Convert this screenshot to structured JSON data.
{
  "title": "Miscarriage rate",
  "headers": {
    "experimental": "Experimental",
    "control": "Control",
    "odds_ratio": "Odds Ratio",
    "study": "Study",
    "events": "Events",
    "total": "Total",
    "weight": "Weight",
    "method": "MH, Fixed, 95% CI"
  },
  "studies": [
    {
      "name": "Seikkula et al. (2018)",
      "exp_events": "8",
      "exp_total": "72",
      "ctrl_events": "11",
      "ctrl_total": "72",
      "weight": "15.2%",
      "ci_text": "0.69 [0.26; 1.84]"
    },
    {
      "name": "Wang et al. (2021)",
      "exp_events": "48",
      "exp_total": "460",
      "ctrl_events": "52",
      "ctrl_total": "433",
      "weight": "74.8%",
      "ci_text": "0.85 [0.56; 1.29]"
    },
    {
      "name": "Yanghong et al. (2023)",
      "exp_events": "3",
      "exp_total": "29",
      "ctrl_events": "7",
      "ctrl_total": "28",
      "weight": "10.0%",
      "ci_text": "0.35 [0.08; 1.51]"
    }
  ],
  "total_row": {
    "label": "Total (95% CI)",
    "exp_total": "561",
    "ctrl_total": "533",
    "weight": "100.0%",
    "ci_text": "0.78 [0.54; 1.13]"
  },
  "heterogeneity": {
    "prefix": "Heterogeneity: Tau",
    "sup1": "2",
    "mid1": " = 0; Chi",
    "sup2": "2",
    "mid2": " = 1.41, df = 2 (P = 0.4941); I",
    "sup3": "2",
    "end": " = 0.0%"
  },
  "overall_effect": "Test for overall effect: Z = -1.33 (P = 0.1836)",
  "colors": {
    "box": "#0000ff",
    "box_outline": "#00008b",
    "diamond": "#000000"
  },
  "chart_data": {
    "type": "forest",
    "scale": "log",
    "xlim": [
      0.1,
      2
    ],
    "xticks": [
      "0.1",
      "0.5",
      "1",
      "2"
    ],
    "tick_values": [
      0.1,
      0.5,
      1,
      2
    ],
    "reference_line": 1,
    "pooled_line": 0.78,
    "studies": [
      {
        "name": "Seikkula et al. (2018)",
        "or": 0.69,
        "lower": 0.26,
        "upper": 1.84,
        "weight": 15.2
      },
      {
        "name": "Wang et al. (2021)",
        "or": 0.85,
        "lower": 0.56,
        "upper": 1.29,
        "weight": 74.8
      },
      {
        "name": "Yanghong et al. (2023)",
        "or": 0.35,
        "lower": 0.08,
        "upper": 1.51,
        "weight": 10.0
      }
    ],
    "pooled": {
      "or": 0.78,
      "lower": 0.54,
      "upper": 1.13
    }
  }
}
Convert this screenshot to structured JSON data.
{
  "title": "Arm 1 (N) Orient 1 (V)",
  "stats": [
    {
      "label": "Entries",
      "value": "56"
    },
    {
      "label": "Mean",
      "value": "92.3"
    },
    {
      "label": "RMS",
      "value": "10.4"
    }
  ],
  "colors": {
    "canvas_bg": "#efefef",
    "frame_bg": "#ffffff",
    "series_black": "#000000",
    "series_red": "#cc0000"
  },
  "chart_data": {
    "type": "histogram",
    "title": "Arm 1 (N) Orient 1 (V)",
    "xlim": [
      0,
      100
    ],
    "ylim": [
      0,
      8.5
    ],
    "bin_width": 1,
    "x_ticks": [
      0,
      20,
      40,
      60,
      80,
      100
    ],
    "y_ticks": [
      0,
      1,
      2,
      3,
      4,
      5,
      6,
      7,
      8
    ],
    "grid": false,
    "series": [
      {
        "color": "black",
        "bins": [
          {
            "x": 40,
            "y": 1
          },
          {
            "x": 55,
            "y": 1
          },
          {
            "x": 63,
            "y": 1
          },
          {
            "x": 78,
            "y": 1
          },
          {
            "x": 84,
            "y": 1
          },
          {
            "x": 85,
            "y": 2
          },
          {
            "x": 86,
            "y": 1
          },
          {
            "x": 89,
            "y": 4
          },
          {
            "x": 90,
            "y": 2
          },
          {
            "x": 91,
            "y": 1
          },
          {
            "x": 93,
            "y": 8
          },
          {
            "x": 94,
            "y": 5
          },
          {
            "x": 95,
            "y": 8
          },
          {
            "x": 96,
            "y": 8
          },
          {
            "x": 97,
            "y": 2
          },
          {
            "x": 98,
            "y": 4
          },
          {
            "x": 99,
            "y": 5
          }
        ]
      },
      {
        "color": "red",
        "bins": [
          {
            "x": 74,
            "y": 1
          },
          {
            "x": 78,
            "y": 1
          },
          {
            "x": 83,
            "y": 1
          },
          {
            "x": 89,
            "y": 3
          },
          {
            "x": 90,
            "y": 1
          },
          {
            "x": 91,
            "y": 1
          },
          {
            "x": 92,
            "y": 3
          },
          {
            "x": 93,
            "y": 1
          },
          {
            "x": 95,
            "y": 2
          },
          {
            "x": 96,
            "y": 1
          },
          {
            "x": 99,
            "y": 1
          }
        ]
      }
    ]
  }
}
.....
--- Written instruction ---
Quote every record above exactly.

--- Reply to the task ---
Convert this screenshot to structured JSON data.
{
  "title": "Miscarriage rate",
  "headers": {
    "experimental": "Experimental",
    "control": "Control",
    "odds_ratio": "Odds Ratio",
    "study": "Study",
    "events": "Events",
    "total": "Total",
    "weight": "Weight",
    "method": "MH, Fixed, 95% CI"
  },
  "studies": [
    {
      "name": "Seikkula et al. (2018)",
      "exp_events": "8",
      "exp_total": "72",
      "ctrl_events": "11",
      "ctrl_total": "72",
      "weight": "15.2%",
      "ci_text": "0.69 [0.26; 1.84]"
    },
    {
      "name": "Wang et al. (2021)",
      "exp_events": "48",
      "exp_total": "460",
      "ctrl_events": "52",
      "ctrl_total": "433",
      "weight": "74.8%",
      "ci_text": "0.85 [0.56; 1.29]"
    },
    {
      "name": "Yanghong et al. (2023)",
      "exp_events": "3",
      "exp_total": "29",
      "ctrl_events": "7",
      "ctrl_total": "28",
      "weight": "10.0%",
      "ci_text": "0.35 [0.08; 1.51]"
    }
  ],
  "total_row": {
    "label": "Total (95% CI)",
    "exp_total": "561",
    "ctrl_total": "533",
    "weight": "100.0%",
    "ci_text": "0.78 [0.54; 1.13]"
  },
  "heterogeneity": {
    "prefix": "Heterogeneity: Tau",
    "sup1": "2",
    "mid1": " = 0; Chi",
    "sup2": "2",
    "mid2": " = 1.41, df = 2 (P = 0.4941); I",
    "sup3": "2",
    "end": " = 0.0%"
  },
  "overall_effect": "Test for overall effect: Z = -1.33 (P = 0.1836)",
  "colors": {
    "box": "#0000ff",
    "box_outline": "#00008b",
    "diamond": "#000000"
  },
  "chart_data": {
    "type": "forest",
    "scale": "log",
    "xlim": [
      0.1,
      2
    ],
    "xticks": [
      "0.1",
      "0.5",
      "1",
      "2"
    ],
    "tick_values": [
      0.1,
      0.5,
      1,
      2
    ],
    "reference_line": 1,
    "pooled_line": 0.78,
    "studies": [
      {
        "name": "Seikkula et al. (2018)",
        "or": 0.69,
        "lower": 0.26,
        "upper": 1.84,
        "weight": 15.2
      },
      {
        "name": "Wang et al. (2021)",
        "or": 0.85,
        "lower": 0.56,
        "upper": 1.29,
        "weight": 74.8
      },
      {
        "name": "Yanghong et al. (2023)",
        "or": 0.35,
        "lower": 0.08,
        "upper": 1.51,
        "weight": 10.0
      }
    ],
    "pooled": {
      "or": 0.78,
      "lower": 0.54,
      "upper": 1.13
    }
  }
}
Convert this screenshot to structured JSON data.
{
  "title": "Arm 1 (N) Orient 1 (V)",
  "stats": [
    {
      "label": "Entries",
      "value": "56"
    },
    {
      "label": "Mean",
      "value": "92.3"
    },
    {
      "label": "RMS",
      "value": "10.4"
    }
  ],
  "colors": {
    "canvas_bg": "#efefef",
    "frame_bg": "#ffffff",
    "series_black": "#000000",
    "series_red": "#cc0000"
  },
  "chart_data": {
    "type": "histogram",
    "title": "Arm 1 (N) Orient 1 (V)",
    "xlim": [
      0,
      100
    ],
    "ylim": [
      0,
      8.5
    ],
    "bin_width": 1,
    "x_ticks": [
      0,
      20,
      40,
      60,
      80,
      100
    ],
    "y_ticks": [
      0,
      1,
      2,
      3,
      4,
      5,
      6,
      7,
      8
    ],
    "grid": false,
    "series": [
      {
        "color": "black",
        "bins": [
          {
            "x": 40,
            "y": 1
          },
          {
            "x": 55,
            "y": 1
          },
          {
            "x": 63,
            "y": 1
          },
          {
            "x": 78,
            "y": 1
          },
          {
            "x": 84,
            "y": 1
          },
          {
            "x": 85,
            "y": 2
          },
          {
            "x": 86,
            "y": 1
          },
          {
            "x": 89,
            "y": 4
          },
          {
            "x": 90,
            "y": 2
          },
          {
            "x": 91,
            "y": 1
          },
          {
            "x": 93,
            "y": 8
          },
          {
            "x": 94,
            "y": 5
          },
          {
            "x": 95,
            "y": 8
          },
          {
            "x": 96,
            "y": 8
          },
          {
            "x": 97,
            "y": 2
          },
          {
            "x": 98,
            "y": 4
          },
          {
            "x": 99,
            "y": 5
          }
        ]
      },
      {
        "color": "red",
        "bins": [
          {
            "x": 74,
            "y": 1
          },
          {
            "x": 78,
            "y": 1
          },
          {
            "x": 83,
            "y": 1
          },
          {
            "x": 89,
            "y": 3
          },
          {
            "x": 90,
            "y": 1
          },
          {
            "x": 91,
            "y": 1
          },
          {
            "x": 92,
            "y": 3
          },
          {
            "x": 93,
            "y": 1
          },
          {
            "x": 95,
            "y": 2
          },
          {
            "x": 96,
            "y": 1
          },
          {
            "x": 99,
            "y": 1
          }
        ]
      }
    ]
  }
}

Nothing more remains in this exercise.